[Element and coordinate records]
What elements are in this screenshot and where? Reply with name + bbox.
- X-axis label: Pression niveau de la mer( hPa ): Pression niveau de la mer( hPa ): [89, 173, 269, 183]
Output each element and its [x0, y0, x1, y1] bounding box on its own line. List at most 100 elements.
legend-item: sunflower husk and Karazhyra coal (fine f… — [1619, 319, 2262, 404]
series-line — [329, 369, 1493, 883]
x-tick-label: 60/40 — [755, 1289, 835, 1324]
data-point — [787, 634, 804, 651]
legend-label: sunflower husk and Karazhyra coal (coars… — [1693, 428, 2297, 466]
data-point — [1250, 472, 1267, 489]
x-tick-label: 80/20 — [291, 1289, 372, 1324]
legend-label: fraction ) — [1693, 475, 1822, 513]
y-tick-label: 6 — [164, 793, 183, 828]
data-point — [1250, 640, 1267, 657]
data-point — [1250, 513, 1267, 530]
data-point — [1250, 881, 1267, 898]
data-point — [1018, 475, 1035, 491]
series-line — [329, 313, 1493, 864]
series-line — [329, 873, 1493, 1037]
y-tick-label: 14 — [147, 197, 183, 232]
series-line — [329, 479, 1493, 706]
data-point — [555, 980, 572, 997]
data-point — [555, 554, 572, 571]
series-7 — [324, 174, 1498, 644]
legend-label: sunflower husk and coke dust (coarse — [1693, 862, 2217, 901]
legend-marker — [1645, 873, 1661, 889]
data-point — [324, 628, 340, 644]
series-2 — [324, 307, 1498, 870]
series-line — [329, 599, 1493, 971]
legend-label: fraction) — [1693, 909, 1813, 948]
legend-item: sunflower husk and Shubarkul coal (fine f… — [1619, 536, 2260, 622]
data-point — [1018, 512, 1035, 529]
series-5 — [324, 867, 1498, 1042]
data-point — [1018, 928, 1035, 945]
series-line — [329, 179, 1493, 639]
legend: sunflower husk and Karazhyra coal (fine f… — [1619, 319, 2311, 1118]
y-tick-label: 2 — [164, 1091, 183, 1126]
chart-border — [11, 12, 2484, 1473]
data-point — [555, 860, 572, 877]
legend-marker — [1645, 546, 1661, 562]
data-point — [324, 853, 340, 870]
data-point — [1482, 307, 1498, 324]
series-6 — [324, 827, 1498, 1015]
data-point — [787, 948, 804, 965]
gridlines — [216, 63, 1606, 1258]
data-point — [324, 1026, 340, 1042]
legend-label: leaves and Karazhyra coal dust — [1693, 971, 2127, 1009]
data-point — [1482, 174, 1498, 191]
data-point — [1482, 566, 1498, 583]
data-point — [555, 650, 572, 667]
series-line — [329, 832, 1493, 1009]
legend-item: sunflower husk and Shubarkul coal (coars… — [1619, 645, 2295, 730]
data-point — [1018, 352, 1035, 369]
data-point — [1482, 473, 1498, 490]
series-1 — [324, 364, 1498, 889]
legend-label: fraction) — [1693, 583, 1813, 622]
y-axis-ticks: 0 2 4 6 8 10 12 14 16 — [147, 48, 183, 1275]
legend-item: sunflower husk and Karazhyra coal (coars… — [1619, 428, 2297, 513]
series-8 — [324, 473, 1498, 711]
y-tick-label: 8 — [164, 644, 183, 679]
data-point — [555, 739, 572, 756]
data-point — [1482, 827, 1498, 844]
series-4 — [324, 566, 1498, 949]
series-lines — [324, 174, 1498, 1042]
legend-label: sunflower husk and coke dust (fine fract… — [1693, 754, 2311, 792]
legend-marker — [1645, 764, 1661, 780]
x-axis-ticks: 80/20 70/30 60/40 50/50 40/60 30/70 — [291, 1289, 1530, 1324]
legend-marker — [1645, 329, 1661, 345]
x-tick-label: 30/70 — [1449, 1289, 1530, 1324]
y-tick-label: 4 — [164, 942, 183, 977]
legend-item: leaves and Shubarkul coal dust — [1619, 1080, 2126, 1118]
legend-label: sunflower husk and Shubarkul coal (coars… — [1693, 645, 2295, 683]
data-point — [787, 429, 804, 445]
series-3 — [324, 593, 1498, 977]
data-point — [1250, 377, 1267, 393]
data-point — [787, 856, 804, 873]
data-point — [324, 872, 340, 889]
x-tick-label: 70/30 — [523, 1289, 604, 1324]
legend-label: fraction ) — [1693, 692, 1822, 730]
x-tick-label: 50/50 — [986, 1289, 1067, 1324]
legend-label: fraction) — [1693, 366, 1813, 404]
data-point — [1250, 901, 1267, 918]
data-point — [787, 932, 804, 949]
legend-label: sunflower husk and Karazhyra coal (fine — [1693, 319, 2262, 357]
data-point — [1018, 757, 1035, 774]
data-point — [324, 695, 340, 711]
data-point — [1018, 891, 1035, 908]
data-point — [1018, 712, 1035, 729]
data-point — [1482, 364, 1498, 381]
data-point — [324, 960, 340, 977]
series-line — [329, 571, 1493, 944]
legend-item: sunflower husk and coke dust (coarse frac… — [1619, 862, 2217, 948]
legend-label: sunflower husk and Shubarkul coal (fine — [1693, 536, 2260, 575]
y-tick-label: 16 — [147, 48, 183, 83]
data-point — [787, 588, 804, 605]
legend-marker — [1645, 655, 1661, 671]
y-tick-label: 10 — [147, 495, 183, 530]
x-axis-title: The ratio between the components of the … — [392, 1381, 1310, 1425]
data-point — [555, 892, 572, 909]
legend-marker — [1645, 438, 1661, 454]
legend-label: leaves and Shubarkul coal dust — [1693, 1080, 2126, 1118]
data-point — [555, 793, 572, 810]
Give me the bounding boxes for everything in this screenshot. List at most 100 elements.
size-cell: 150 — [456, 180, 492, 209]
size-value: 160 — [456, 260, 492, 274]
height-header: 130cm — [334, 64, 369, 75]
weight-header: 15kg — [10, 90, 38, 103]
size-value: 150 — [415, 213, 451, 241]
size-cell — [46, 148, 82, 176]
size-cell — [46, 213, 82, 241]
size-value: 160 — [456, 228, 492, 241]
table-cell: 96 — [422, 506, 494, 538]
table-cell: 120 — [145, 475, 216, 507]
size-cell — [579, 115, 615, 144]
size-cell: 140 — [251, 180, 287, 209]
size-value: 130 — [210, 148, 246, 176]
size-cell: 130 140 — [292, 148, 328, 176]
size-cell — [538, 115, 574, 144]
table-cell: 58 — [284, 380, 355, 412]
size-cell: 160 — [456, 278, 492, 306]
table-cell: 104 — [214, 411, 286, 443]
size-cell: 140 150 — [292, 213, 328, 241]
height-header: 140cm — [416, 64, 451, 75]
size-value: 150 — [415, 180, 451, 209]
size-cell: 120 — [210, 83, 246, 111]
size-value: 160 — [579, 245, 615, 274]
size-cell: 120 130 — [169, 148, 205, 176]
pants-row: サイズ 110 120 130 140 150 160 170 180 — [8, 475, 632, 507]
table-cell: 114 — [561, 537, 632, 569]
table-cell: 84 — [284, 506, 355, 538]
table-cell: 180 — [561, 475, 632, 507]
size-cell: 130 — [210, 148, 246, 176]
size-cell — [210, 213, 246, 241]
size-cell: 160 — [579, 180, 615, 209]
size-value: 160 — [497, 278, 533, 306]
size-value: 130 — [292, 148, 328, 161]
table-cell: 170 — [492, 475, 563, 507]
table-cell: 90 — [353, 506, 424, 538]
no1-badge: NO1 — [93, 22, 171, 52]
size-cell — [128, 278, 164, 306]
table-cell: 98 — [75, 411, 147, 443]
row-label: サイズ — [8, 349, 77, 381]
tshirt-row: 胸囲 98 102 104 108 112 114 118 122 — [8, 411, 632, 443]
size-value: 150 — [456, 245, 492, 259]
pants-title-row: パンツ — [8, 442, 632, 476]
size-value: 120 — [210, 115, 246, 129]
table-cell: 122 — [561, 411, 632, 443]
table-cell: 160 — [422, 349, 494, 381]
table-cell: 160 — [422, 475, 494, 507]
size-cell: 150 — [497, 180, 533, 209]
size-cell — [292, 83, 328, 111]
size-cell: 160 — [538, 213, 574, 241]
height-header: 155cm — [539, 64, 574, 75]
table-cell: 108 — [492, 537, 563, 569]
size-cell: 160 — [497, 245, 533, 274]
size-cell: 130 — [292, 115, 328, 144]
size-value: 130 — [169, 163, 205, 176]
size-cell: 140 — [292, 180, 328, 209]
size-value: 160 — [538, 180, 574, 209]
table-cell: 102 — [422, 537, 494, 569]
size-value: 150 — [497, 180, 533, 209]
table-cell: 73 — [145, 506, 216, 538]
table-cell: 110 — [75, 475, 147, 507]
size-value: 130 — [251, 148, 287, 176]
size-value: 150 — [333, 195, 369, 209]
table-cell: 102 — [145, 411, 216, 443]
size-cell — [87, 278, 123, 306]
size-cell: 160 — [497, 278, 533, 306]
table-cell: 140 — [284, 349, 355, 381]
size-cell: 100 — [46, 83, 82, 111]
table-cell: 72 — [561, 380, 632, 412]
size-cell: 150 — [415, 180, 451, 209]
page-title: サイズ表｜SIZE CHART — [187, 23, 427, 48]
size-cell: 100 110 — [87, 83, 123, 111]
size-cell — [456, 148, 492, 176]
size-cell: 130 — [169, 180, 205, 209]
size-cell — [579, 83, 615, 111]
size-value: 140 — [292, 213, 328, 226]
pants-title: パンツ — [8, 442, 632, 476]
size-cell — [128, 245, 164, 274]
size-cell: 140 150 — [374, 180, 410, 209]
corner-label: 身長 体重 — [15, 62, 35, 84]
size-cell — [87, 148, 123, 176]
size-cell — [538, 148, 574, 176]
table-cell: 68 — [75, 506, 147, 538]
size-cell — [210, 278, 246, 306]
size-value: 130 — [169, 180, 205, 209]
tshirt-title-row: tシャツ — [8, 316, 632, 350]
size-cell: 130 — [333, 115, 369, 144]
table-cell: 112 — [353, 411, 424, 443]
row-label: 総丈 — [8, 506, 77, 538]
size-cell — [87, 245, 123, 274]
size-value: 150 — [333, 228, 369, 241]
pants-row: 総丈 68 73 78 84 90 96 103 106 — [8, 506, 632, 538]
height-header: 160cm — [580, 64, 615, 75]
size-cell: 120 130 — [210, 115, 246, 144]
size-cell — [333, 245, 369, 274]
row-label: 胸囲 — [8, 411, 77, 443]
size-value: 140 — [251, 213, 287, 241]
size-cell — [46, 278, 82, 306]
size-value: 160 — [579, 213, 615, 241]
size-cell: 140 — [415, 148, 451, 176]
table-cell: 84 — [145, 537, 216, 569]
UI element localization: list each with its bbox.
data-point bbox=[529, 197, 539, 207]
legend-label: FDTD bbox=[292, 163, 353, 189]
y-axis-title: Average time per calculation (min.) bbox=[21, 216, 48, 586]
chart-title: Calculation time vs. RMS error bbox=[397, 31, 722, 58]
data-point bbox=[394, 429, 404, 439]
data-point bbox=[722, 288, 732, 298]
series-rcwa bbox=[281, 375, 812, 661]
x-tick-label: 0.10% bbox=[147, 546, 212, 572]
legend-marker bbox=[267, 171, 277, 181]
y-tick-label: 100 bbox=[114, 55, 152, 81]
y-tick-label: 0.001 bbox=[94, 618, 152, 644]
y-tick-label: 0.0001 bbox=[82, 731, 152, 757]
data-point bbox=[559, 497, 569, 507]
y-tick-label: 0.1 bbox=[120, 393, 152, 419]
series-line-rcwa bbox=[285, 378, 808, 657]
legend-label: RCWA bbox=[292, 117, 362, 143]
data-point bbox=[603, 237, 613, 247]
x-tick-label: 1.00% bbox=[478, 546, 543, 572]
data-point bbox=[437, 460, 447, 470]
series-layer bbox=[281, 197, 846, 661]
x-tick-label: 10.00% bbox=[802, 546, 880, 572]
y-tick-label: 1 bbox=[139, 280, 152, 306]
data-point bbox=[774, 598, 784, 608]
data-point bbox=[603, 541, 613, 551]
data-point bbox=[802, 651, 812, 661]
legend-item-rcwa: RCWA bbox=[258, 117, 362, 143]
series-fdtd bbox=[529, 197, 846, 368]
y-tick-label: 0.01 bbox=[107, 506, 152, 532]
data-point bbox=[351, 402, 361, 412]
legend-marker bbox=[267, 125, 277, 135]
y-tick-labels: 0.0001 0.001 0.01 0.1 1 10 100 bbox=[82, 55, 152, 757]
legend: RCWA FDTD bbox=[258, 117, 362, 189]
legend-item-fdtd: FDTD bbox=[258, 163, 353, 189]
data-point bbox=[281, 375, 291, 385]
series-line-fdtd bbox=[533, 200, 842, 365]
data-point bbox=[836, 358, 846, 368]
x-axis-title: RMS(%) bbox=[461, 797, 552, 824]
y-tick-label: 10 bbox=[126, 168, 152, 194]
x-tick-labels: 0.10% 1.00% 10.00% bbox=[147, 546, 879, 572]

- Goal: Reproduce the rows verbatim, starting at the first row and ending at the row that contains "series-line — [329, 479, 1493, 706]".

- The result:
What elements are in this screenshot and where? Reply with name + bbox.
- X-axis label: Pression niveau de la mer( hPa ): Pression niveau de la mer( hPa ): [89, 173, 269, 183]
Output each element and its [x0, y0, x1, y1] bounding box on its own line. List at most 100 elements.
legend-item: sunflower husk and Karazhyra coal (fine f… — [1619, 319, 2262, 404]
series-line — [329, 369, 1493, 883]
x-tick-label: 60/40 — [755, 1289, 835, 1324]
data-point — [787, 634, 804, 651]
legend-label: sunflower husk and Karazhyra coal (coars… — [1693, 428, 2297, 466]
data-point — [1250, 472, 1267, 489]
x-tick-label: 80/20 — [291, 1289, 372, 1324]
legend-label: fraction ) — [1693, 475, 1822, 513]
y-tick-label: 6 — [164, 793, 183, 828]
data-point — [1250, 640, 1267, 657]
data-point — [1250, 513, 1267, 530]
data-point — [1250, 881, 1267, 898]
data-point — [1018, 475, 1035, 491]
series-line — [329, 313, 1493, 864]
series-line — [329, 873, 1493, 1037]
y-tick-label: 14 — [147, 197, 183, 232]
series-line — [329, 479, 1493, 706]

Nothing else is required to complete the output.